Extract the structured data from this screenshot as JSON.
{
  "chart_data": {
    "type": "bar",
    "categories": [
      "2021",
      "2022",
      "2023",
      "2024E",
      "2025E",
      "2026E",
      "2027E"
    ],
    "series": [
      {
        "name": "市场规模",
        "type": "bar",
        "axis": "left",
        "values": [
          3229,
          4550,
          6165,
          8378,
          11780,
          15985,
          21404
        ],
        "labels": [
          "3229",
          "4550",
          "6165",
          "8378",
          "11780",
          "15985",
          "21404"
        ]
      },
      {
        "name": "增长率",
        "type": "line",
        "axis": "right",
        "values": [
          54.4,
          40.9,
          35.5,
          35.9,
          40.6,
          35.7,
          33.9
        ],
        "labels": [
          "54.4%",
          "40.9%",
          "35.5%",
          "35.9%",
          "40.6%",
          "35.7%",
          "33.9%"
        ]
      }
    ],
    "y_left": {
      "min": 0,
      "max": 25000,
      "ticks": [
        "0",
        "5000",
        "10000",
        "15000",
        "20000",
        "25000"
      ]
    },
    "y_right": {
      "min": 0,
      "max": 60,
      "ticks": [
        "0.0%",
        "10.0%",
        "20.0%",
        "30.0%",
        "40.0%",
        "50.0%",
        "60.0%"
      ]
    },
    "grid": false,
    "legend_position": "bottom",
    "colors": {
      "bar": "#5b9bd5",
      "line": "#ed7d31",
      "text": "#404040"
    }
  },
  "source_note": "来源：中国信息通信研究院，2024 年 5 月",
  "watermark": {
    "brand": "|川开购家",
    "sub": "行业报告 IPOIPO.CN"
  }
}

* * *

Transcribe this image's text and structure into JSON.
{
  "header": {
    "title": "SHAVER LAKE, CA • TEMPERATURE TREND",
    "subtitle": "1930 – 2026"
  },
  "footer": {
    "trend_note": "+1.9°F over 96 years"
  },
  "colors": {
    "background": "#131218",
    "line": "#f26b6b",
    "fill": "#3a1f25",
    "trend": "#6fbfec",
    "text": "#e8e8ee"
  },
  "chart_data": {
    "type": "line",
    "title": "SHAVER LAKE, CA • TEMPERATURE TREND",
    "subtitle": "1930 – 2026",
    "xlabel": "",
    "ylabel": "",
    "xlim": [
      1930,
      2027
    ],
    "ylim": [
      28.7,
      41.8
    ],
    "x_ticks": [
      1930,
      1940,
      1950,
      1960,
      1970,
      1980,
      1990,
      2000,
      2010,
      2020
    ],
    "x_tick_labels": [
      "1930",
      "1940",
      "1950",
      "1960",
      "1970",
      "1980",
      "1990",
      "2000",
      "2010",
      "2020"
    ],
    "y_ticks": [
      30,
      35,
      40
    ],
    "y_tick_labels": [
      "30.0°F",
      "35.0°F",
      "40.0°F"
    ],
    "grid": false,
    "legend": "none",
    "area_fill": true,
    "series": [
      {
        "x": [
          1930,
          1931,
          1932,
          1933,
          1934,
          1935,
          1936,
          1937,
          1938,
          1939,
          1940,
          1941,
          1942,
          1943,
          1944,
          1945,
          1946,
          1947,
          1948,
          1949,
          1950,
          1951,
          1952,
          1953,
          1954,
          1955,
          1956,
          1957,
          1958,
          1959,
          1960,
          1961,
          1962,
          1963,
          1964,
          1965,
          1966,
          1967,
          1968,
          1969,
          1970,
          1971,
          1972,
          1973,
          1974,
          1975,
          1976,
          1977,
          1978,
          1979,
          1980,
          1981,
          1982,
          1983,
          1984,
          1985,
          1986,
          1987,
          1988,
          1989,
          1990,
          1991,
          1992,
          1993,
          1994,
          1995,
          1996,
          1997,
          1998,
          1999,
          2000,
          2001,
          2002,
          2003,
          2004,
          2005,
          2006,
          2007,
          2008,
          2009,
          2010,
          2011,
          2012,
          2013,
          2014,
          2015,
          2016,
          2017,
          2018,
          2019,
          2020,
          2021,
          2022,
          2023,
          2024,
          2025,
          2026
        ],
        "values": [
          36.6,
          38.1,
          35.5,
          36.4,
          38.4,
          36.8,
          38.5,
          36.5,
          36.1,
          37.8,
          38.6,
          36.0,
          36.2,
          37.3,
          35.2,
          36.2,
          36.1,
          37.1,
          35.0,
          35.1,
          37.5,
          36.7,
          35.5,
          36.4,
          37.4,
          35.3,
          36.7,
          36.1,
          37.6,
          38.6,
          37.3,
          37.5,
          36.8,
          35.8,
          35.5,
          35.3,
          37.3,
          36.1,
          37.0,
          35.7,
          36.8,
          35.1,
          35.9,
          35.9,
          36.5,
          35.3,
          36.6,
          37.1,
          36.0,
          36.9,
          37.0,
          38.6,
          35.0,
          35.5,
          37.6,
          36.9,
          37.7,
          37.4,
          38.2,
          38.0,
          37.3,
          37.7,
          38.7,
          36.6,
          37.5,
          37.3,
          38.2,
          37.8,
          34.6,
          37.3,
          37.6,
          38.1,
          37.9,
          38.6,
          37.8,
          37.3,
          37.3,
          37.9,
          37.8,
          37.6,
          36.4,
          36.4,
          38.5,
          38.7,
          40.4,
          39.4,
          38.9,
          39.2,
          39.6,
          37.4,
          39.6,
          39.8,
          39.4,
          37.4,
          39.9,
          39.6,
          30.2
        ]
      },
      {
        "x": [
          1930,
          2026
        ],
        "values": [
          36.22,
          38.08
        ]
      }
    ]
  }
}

Written exercise
Return only those lines of the records that contain the string "JSON".

Solution to this exercise
Extract the structured data from this screenshot as JSON.
Transcribe this image's text and structure into JSON.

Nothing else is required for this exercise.